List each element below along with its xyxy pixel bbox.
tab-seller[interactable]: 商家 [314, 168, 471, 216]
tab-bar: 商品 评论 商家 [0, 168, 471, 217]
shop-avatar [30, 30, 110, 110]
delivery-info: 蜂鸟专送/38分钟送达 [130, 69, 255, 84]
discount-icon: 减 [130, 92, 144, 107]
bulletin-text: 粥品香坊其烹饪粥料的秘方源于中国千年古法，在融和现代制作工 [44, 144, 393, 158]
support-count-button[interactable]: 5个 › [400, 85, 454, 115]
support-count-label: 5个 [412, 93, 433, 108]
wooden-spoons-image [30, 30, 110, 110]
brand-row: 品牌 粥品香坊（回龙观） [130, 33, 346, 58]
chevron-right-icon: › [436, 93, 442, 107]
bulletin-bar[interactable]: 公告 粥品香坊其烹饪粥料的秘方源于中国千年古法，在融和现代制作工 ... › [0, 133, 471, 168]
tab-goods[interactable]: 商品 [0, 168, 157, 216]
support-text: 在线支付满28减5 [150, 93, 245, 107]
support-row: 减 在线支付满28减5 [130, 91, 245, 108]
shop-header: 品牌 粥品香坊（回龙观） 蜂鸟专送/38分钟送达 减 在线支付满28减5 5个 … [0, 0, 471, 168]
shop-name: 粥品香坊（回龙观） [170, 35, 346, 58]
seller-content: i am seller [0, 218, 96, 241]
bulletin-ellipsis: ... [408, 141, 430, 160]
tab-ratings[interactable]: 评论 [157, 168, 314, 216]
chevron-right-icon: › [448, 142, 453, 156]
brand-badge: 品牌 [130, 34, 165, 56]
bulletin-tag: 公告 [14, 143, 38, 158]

→ Instructions for the task: Reproduce every one of the lines above word for word, in the same order.

→ Result of the exercise:
List each element below along with its xyxy pixel bbox.
tab-seller[interactable]: 商家 [314, 168, 471, 216]
tab-bar: 商品 评论 商家 [0, 168, 471, 217]
shop-avatar [30, 30, 110, 110]
delivery-info: 蜂鸟专送/38分钟送达 [130, 69, 255, 84]
discount-icon: 减 [130, 92, 144, 107]
bulletin-text: 粥品香坊其烹饪粥料的秘方源于中国千年古法，在融和现代制作工 [44, 144, 393, 158]
support-count-button[interactable]: 5个 › [400, 85, 454, 115]
support-count-label: 5个 [412, 93, 433, 108]
wooden-spoons-image [30, 30, 110, 110]
brand-row: 品牌 粥品香坊（回龙观） [130, 33, 346, 58]
chevron-right-icon: › [436, 93, 442, 107]
bulletin-bar[interactable]: 公告 粥品香坊其烹饪粥料的秘方源于中国千年古法，在融和现代制作工 ... › [0, 133, 471, 168]
tab-goods[interactable]: 商品 [0, 168, 157, 216]
support-text: 在线支付满28减5 [150, 93, 245, 107]
support-row: 减 在线支付满28减5 [130, 91, 245, 108]
shop-header: 品牌 粥品香坊（回龙观） 蜂鸟专送/38分钟送达 减 在线支付满28减5 5个 … [0, 0, 471, 168]
shop-name: 粥品香坊（回龙观） [170, 35, 346, 58]
seller-content: i am seller [0, 218, 96, 241]
bulletin-ellipsis: ... [408, 141, 430, 160]
tab-ratings[interactable]: 评论 [157, 168, 314, 216]
chevron-right-icon: › [448, 142, 453, 156]
brand-badge: 品牌 [130, 34, 165, 56]
bulletin-tag: 公告 [14, 143, 38, 158]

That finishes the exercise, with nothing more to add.